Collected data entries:
************

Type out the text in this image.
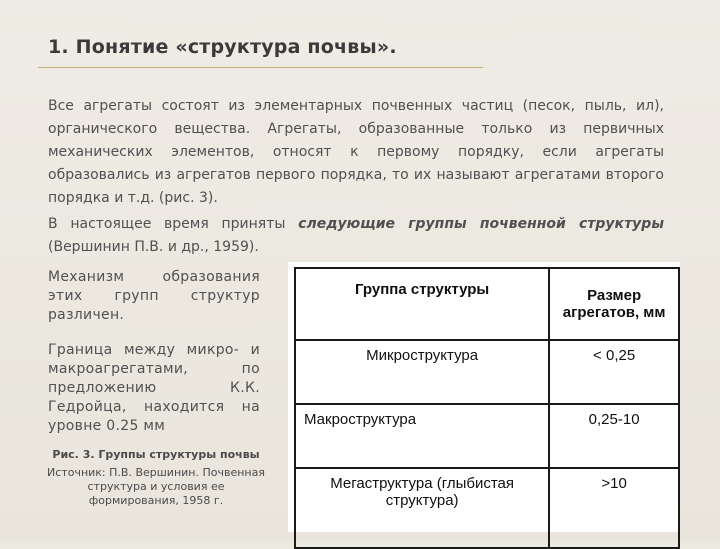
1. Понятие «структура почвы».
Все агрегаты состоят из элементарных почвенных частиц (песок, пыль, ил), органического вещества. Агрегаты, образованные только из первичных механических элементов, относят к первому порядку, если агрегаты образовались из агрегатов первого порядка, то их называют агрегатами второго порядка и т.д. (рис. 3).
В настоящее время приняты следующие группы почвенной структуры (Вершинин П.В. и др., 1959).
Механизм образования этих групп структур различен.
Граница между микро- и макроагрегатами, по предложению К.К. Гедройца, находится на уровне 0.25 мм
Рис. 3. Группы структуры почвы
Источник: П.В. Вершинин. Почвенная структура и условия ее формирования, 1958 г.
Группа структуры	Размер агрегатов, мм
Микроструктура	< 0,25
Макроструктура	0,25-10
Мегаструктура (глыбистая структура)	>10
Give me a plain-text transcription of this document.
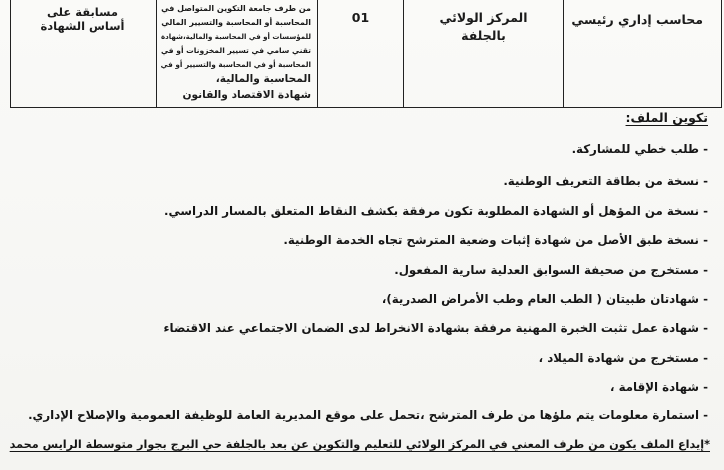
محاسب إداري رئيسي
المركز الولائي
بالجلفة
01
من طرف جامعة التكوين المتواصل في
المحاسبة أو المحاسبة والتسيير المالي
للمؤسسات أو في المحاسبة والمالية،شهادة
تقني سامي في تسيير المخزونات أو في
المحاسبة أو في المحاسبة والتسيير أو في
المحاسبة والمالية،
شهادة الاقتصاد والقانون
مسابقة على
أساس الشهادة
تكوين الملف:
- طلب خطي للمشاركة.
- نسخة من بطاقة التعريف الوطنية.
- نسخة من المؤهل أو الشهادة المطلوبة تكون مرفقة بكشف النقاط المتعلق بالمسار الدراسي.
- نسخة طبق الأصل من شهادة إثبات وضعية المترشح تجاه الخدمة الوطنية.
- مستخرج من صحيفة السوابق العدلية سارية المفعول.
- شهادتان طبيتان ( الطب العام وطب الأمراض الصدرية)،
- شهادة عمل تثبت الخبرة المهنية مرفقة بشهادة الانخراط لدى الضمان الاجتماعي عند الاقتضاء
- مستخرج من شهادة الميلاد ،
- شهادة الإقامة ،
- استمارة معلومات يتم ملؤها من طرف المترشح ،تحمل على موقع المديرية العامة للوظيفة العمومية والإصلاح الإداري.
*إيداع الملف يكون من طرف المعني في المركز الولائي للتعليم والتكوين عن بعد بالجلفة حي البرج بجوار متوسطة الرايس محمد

************

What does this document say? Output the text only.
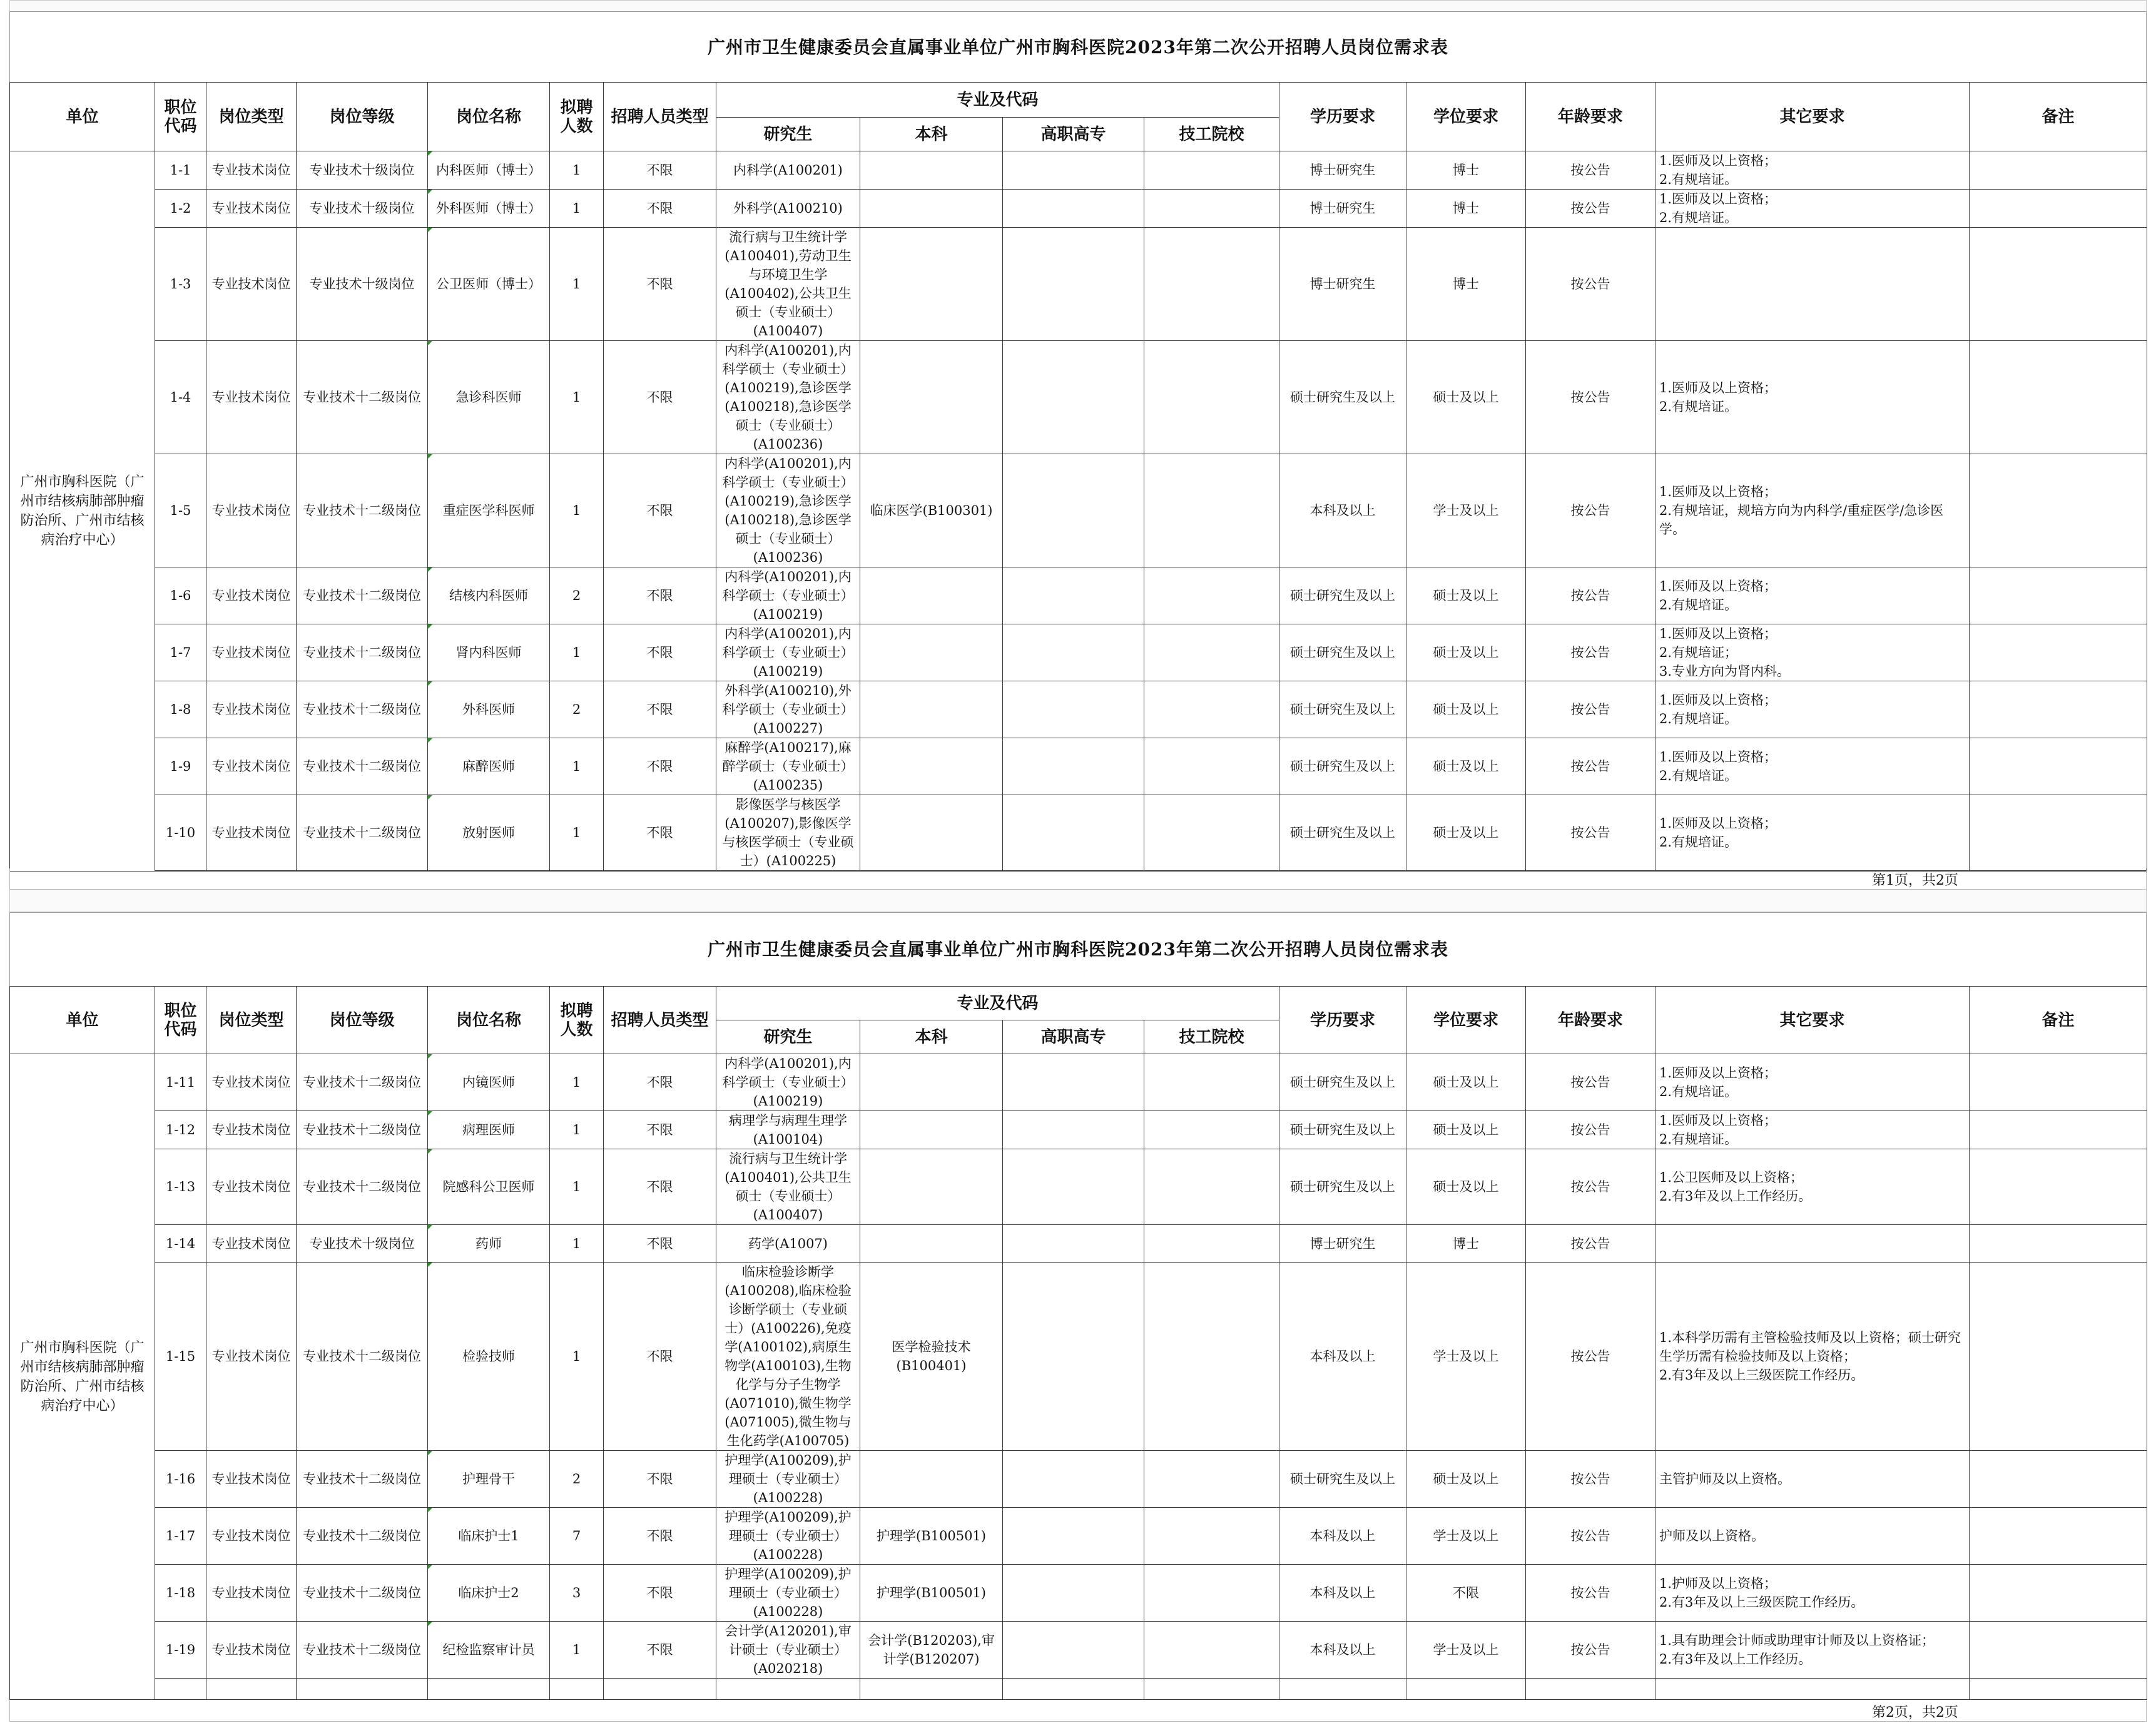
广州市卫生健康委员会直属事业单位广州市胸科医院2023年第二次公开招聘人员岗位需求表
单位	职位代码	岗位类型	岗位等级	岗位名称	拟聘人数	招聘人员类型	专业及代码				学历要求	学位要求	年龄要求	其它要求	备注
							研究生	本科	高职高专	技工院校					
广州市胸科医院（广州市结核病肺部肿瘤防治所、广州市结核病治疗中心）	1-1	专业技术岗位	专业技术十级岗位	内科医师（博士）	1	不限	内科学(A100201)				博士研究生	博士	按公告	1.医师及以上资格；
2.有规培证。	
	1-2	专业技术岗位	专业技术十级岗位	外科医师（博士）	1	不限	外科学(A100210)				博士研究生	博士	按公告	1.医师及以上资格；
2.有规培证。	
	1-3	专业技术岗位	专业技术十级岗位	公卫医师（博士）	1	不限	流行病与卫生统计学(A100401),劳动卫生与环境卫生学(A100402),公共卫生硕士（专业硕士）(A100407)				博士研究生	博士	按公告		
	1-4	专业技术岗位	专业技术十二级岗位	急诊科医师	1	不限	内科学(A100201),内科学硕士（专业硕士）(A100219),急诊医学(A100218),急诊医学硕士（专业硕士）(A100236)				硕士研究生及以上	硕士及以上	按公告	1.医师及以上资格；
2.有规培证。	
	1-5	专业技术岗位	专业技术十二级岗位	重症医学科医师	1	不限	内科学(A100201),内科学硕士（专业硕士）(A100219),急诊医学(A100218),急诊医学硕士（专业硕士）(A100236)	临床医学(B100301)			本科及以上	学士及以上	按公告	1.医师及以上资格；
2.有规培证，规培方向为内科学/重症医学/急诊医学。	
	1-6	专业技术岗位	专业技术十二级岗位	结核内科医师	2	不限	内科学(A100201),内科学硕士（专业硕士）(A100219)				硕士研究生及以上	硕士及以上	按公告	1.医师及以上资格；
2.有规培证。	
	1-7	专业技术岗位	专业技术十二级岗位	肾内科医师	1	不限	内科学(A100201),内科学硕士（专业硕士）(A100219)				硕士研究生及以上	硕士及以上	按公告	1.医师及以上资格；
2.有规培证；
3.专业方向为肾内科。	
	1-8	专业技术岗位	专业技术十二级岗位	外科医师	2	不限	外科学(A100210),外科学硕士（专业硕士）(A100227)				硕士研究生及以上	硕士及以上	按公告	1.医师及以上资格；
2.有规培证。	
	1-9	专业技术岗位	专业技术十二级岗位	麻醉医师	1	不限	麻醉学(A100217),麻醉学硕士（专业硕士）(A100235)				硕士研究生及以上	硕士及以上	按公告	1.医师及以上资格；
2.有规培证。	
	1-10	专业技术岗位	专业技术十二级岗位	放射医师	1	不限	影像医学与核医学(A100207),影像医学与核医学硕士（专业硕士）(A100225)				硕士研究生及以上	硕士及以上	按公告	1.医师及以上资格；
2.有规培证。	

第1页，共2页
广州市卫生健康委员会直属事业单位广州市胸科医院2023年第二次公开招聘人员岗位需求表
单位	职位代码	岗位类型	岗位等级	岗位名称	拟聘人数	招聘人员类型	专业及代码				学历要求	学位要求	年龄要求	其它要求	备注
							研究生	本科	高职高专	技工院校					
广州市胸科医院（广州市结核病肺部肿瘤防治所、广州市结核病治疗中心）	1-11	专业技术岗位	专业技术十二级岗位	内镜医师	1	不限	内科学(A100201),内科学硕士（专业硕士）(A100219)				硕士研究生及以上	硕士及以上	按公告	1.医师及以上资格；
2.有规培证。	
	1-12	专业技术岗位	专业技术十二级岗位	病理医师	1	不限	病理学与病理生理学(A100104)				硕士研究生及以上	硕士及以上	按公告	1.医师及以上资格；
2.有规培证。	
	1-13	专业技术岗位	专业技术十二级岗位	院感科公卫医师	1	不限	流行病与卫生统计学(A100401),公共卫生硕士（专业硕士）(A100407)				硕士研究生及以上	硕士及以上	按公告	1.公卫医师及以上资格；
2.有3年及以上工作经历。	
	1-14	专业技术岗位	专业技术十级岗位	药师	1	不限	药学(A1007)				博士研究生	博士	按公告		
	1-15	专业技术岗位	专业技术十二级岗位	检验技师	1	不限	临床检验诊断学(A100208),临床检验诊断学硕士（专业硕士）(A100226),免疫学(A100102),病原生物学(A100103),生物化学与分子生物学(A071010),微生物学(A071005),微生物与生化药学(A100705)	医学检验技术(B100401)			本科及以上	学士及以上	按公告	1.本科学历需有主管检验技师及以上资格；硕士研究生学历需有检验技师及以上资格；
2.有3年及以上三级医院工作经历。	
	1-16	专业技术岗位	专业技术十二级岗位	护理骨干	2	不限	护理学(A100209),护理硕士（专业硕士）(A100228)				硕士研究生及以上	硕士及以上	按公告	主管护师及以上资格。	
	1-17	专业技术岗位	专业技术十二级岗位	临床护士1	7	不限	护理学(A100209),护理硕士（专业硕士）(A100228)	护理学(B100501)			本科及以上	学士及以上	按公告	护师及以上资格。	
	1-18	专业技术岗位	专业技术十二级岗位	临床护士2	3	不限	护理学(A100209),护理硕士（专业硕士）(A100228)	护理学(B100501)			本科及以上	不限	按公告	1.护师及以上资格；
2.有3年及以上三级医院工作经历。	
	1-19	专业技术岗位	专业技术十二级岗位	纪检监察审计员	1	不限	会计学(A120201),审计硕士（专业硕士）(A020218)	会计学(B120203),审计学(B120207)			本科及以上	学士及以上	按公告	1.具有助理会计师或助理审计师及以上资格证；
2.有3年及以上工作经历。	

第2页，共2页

************

• **JOB**
Where a line above holds the string "专业技术十级岗位", show that line.

• **SOLUTION FOR THIS EXERCISE**
广州市胸科医院（广州市结核病肺部肿瘤防治所、广州市结核病治疗中心）	1-1	专业技术岗位	专业技术十级岗位	内科医师（博士）	1	不限	内科学(A100201)				博士研究生	博士	按公告	1.医师及以上资格；
	1-2	专业技术岗位	专业技术十级岗位	外科医师（博士）	1	不限	外科学(A100210)				博士研究生	博士	按公告	1.医师及以上资格；
	1-3	专业技术岗位	专业技术十级岗位	公卫医师（博士）	1	不限	流行病与卫生统计学(A100401),劳动卫生与环境卫生学(A100402),公共卫生硕士（专业硕士）(A100407)				博士研究生	博士	按公告		
	1-14	专业技术岗位	专业技术十级岗位	药师	1	不限	药学(A1007)				博士研究生	博士	按公告		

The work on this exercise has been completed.